_Task instructions_
Copy out all lines where "What" appears.

_Material for this task_
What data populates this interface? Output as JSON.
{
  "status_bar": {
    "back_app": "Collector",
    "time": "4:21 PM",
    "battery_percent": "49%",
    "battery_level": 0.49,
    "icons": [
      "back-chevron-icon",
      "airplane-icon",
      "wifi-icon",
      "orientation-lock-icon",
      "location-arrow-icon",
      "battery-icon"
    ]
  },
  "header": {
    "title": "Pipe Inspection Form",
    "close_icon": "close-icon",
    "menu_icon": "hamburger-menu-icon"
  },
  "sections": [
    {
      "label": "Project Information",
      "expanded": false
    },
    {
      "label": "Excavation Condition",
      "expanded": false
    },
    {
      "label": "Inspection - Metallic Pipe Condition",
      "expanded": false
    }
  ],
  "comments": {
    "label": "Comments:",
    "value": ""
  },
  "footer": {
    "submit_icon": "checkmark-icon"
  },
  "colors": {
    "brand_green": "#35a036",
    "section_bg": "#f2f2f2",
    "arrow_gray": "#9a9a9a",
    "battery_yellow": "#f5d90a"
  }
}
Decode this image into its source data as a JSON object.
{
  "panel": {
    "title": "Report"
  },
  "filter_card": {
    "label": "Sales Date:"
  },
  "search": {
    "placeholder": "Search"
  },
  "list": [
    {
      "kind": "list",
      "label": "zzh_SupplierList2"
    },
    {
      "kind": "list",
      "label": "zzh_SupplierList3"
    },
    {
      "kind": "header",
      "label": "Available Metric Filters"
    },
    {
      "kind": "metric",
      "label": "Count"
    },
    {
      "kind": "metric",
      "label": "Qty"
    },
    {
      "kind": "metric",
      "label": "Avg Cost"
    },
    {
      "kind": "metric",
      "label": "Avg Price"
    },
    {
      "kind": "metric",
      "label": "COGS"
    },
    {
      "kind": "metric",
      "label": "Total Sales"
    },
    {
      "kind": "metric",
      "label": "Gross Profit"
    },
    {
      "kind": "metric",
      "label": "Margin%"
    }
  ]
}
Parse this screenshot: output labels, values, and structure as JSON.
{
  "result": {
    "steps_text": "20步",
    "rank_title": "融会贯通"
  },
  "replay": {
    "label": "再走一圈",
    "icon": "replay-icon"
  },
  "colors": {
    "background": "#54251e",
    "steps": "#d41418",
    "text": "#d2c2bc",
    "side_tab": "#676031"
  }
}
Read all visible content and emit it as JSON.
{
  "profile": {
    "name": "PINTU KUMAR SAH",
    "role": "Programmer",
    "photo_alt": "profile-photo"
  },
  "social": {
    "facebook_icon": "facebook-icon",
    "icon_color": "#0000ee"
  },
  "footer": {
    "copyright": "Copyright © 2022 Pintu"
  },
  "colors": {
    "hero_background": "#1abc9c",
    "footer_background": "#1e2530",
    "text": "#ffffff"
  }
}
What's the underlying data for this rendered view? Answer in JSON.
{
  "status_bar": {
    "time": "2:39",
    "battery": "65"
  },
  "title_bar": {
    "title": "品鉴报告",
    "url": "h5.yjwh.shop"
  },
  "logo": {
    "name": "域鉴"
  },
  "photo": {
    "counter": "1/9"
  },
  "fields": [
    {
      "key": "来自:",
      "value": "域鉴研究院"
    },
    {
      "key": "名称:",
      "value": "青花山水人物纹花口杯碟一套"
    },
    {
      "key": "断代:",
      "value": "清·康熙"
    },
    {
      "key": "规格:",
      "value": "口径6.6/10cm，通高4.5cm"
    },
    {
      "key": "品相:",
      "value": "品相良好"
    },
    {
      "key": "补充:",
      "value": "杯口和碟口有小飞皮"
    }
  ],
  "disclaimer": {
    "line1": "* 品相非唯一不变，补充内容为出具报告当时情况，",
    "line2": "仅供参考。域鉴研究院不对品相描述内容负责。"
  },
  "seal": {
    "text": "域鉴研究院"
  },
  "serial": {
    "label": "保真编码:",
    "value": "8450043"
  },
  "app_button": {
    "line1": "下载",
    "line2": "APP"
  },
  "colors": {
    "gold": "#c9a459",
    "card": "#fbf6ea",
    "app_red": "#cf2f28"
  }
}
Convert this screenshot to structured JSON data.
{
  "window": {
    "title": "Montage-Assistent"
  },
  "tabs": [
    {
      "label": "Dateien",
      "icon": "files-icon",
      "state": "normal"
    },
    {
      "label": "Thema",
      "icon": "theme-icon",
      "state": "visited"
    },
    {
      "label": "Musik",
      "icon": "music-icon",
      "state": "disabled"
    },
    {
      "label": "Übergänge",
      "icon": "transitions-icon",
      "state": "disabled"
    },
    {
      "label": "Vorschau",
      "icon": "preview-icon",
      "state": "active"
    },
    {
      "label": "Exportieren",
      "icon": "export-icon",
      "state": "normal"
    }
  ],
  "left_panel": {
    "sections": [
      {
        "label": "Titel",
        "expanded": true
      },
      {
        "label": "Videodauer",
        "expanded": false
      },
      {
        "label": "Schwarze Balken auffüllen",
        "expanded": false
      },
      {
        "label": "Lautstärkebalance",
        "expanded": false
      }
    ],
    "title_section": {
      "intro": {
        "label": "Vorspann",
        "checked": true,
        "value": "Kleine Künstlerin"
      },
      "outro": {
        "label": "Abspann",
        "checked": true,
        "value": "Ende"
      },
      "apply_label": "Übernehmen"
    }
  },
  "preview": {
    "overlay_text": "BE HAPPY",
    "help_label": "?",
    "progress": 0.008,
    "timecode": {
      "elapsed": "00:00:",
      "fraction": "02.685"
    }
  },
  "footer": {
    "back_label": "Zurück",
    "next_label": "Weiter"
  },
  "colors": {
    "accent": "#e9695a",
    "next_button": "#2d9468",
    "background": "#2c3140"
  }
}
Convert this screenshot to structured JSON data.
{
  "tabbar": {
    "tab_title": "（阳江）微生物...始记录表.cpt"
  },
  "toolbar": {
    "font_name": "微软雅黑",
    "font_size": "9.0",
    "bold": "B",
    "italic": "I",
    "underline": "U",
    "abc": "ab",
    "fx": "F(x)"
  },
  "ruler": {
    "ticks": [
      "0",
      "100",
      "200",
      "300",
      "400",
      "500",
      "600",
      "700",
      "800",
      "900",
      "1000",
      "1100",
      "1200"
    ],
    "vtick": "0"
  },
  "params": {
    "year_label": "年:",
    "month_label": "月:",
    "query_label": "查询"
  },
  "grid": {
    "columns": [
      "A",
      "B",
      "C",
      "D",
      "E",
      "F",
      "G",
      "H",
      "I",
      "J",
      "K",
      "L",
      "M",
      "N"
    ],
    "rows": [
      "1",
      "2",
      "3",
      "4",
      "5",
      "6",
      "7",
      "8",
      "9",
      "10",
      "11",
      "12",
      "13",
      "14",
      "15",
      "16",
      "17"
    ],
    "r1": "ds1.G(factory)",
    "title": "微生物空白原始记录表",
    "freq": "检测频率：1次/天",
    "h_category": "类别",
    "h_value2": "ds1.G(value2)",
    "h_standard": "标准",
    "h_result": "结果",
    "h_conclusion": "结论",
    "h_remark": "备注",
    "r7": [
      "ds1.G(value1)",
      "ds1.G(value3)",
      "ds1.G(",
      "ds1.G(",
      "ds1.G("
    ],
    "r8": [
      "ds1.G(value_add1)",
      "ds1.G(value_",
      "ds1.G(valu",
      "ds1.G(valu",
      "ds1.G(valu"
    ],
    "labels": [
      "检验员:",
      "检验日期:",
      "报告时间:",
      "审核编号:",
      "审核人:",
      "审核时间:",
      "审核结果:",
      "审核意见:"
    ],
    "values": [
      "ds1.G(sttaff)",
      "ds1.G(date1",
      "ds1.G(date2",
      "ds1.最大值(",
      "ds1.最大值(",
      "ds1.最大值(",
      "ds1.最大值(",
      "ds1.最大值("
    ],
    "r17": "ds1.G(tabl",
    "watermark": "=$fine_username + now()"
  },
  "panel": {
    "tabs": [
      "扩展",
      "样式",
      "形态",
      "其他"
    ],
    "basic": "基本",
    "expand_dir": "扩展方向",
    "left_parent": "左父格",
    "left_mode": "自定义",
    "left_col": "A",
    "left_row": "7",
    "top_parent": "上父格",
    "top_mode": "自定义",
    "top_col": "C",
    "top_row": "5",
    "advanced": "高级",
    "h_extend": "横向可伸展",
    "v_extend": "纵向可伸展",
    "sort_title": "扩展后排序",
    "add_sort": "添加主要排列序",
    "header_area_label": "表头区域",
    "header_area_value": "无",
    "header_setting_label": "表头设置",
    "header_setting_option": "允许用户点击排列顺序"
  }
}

_The response_
What data populates this interface? Output as JSON.
What's the underlying data for this rendered view? Answer in JSON.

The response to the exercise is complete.